▶ **Set exercise**: Keep only those lines of the records that include the string "ylabel".

Records about charts and figures:
= = =

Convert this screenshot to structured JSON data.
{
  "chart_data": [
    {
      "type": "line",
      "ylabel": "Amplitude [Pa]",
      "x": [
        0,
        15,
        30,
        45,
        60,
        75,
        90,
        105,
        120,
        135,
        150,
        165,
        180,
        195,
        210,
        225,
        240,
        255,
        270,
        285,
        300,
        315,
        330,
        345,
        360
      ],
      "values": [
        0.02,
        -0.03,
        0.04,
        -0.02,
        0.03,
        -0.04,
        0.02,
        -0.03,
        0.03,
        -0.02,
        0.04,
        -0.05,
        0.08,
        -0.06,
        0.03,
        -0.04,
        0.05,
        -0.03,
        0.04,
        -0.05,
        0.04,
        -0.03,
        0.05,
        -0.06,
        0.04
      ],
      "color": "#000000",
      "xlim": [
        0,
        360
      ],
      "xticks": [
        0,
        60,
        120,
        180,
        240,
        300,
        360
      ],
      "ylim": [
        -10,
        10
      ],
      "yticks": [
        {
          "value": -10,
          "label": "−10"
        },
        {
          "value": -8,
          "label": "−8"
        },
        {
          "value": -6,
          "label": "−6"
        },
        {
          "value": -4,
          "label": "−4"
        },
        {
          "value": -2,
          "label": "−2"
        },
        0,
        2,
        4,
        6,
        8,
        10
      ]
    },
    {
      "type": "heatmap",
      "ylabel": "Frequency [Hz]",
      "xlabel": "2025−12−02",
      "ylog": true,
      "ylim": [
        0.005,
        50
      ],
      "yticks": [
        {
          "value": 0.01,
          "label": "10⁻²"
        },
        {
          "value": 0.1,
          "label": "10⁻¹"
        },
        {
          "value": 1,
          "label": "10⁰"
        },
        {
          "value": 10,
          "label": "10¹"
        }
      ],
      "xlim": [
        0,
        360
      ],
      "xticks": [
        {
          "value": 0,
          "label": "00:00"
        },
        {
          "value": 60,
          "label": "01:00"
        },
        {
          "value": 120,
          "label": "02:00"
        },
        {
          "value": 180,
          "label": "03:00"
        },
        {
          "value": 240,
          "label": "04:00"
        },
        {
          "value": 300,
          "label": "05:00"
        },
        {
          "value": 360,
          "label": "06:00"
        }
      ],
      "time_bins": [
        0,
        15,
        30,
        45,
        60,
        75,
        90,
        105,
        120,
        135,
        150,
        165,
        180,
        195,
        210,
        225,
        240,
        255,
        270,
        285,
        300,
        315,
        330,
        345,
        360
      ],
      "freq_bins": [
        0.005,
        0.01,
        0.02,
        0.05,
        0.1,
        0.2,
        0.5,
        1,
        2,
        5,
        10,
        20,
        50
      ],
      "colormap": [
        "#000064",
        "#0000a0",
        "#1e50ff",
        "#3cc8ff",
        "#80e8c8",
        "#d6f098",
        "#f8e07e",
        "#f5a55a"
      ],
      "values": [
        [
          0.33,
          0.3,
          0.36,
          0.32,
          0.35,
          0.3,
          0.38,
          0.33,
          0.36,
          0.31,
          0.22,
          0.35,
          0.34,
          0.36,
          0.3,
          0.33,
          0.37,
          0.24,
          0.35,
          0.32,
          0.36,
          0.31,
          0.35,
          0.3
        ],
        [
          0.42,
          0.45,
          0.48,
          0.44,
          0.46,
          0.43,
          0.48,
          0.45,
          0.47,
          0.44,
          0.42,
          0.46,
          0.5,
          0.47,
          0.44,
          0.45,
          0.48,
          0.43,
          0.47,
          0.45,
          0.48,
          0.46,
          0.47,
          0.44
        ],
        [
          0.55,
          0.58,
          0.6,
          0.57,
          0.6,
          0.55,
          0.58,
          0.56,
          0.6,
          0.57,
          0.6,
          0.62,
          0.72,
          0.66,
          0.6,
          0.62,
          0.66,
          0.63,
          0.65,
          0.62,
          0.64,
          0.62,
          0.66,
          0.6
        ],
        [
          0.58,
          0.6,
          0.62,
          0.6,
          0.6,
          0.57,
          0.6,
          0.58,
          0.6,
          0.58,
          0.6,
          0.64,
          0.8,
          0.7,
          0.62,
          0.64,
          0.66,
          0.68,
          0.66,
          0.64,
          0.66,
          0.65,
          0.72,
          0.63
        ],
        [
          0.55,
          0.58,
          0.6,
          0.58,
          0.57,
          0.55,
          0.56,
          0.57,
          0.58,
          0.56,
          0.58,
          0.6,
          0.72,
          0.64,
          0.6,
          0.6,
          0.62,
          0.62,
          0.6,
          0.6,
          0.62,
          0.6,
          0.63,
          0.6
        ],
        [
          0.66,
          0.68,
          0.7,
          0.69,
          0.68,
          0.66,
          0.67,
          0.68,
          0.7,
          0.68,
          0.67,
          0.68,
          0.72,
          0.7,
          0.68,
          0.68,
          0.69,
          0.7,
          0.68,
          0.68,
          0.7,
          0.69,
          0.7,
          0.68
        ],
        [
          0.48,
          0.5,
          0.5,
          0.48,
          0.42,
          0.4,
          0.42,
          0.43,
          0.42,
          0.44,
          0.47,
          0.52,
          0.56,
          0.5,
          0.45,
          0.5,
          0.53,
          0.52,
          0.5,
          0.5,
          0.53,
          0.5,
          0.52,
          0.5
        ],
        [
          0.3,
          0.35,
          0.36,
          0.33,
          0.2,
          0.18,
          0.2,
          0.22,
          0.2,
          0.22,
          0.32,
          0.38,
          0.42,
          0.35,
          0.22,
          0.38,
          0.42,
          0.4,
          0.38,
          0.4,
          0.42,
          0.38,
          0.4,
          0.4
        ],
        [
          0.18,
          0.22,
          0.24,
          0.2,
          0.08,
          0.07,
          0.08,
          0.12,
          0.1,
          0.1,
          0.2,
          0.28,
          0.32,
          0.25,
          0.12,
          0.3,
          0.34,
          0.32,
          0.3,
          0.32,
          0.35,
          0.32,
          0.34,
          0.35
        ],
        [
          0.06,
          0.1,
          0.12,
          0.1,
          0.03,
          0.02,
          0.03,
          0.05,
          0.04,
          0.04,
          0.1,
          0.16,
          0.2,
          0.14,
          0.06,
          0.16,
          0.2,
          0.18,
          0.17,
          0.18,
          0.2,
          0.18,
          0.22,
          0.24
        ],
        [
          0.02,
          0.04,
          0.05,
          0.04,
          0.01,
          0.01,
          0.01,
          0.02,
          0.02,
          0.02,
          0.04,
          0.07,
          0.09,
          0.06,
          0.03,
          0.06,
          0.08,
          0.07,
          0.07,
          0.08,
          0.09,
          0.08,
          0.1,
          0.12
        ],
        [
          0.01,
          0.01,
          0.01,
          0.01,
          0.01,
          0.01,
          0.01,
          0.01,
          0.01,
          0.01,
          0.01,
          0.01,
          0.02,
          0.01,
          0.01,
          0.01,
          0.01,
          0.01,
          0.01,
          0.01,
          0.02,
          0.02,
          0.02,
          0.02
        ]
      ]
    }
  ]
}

= = =

▶ **Reply**:
      "ylabel": "Amplitude [Pa]",
      "ylabel": "Frequency [Hz]",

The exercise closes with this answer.